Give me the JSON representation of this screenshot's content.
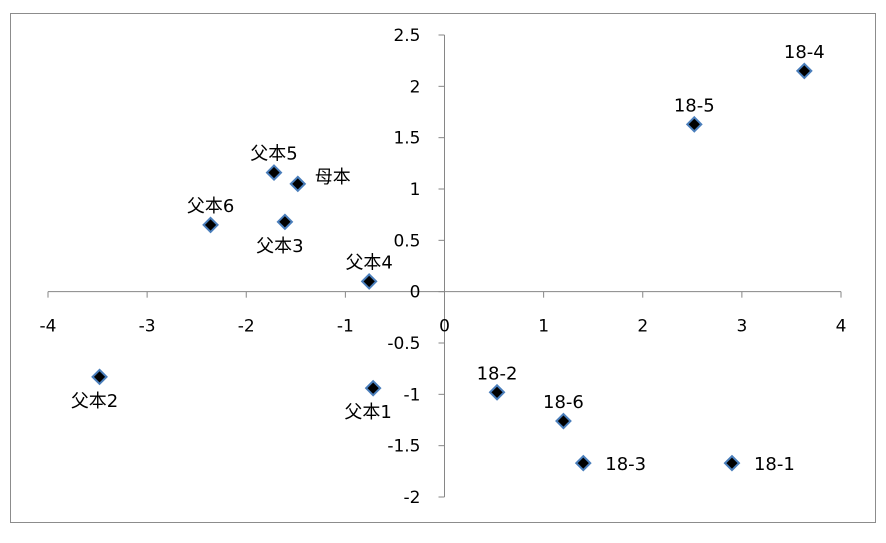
{
  "chart_data": {
    "type": "scatter",
    "title": "",
    "xlabel": "",
    "ylabel": "",
    "xlim": [
      -4,
      4
    ],
    "ylim": [
      -2,
      2.5
    ],
    "x_ticks": [
      -4,
      -3,
      -2,
      -1,
      0,
      1,
      2,
      3,
      4
    ],
    "y_ticks": [
      2.5,
      2,
      1.5,
      1,
      0.5,
      0,
      -0.5,
      -1,
      -1.5,
      -2
    ],
    "x_tick_labels": [
      "-4",
      "-3",
      "-2",
      "-1",
      "0",
      "1",
      "2",
      "3",
      "4"
    ],
    "y_tick_labels": [
      "2.5",
      "2",
      "1.5",
      "1",
      "0.5",
      "0",
      "-0.5",
      "-1",
      "-1.5",
      "-2"
    ],
    "grid": false,
    "legend": "none",
    "marker": "diamond",
    "marker_fill": "#000000",
    "marker_edge": "#4a7ebb",
    "points": [
      {
        "label": "18-4",
        "x": 3.63,
        "y": 2.15,
        "label_pos": "above"
      },
      {
        "label": "18-5",
        "x": 2.52,
        "y": 1.63,
        "label_pos": "above"
      },
      {
        "label": "父本5",
        "x": -1.72,
        "y": 1.16,
        "label_pos": "above"
      },
      {
        "label": "母本",
        "x": -1.48,
        "y": 1.05,
        "label_pos": "right-up"
      },
      {
        "label": "父本6",
        "x": -2.36,
        "y": 0.65,
        "label_pos": "above"
      },
      {
        "label": "父本3",
        "x": -1.61,
        "y": 0.68,
        "label_pos": "below"
      },
      {
        "label": "父本4",
        "x": -0.76,
        "y": 0.1,
        "label_pos": "above"
      },
      {
        "label": "父本2",
        "x": -3.48,
        "y": -0.83,
        "label_pos": "below"
      },
      {
        "label": "父本1",
        "x": -0.72,
        "y": -0.94,
        "label_pos": "below"
      },
      {
        "label": "18-2",
        "x": 0.53,
        "y": -0.98,
        "label_pos": "above"
      },
      {
        "label": "18-6",
        "x": 1.2,
        "y": -1.26,
        "label_pos": "above"
      },
      {
        "label": "18-3",
        "x": 1.4,
        "y": -1.67,
        "label_pos": "right"
      },
      {
        "label": "18-1",
        "x": 2.9,
        "y": -1.67,
        "label_pos": "right"
      }
    ]
  }
}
○ ○ ○ ○
- [Given problem]: Please set down each line of the data above exactly as written, without the pictures.

- [Expected output]:
Give me the JSON representation of this screenshot's content.
{
  "chart_data": {
    "type": "scatter",
    "title": "",
    "xlabel": "",
    "ylabel": "",
    "xlim": [
      -4,
      4
    ],
    "ylim": [
      -2,
      2.5
    ],
    "x_ticks": [
      -4,
      -3,
      -2,
      -1,
      0,
      1,
      2,
      3,
      4
    ],
    "y_ticks": [
      2.5,
      2,
      1.5,
      1,
      0.5,
      0,
      -0.5,
      -1,
      -1.5,
      -2
    ],
    "x_tick_labels": [
      "-4",
      "-3",
      "-2",
      "-1",
      "0",
      "1",
      "2",
      "3",
      "4"
    ],
    "y_tick_labels": [
      "2.5",
      "2",
      "1.5",
      "1",
      "0.5",
      "0",
      "-0.5",
      "-1",
      "-1.5",
      "-2"
    ],
    "grid": false,
    "legend": "none",
    "marker": "diamond",
    "marker_fill": "#000000",
    "marker_edge": "#4a7ebb",
    "points": [
      {
        "label": "18-4",
        "x": 3.63,
        "y": 2.15,
        "label_pos": "above"
      },
      {
        "label": "18-5",
        "x": 2.52,
        "y": 1.63,
        "label_pos": "above"
      },
      {
        "label": "父本5",
        "x": -1.72,
        "y": 1.16,
        "label_pos": "above"
      },
      {
        "label": "母本",
        "x": -1.48,
        "y": 1.05,
        "label_pos": "right-up"
      },
      {
        "label": "父本6",
        "x": -2.36,
        "y": 0.65,
        "label_pos": "above"
      },
      {
        "label": "父本3",
        "x": -1.61,
        "y": 0.68,
        "label_pos": "below"
      },
      {
        "label": "父本4",
        "x": -0.76,
        "y": 0.1,
        "label_pos": "above"
      },
      {
        "label": "父本2",
        "x": -3.48,
        "y": -0.83,
        "label_pos": "below"
      },
      {
        "label": "父本1",
        "x": -0.72,
        "y": -0.94,
        "label_pos": "below"
      },
      {
        "label": "18-2",
        "x": 0.53,
        "y": -0.98,
        "label_pos": "above"
      },
      {
        "label": "18-6",
        "x": 1.2,
        "y": -1.26,
        "label_pos": "above"
      },
      {
        "label": "18-3",
        "x": 1.4,
        "y": -1.67,
        "label_pos": "right"
      },
      {
        "label": "18-1",
        "x": 2.9,
        "y": -1.67,
        "label_pos": "right"
      }
    ]
  }
}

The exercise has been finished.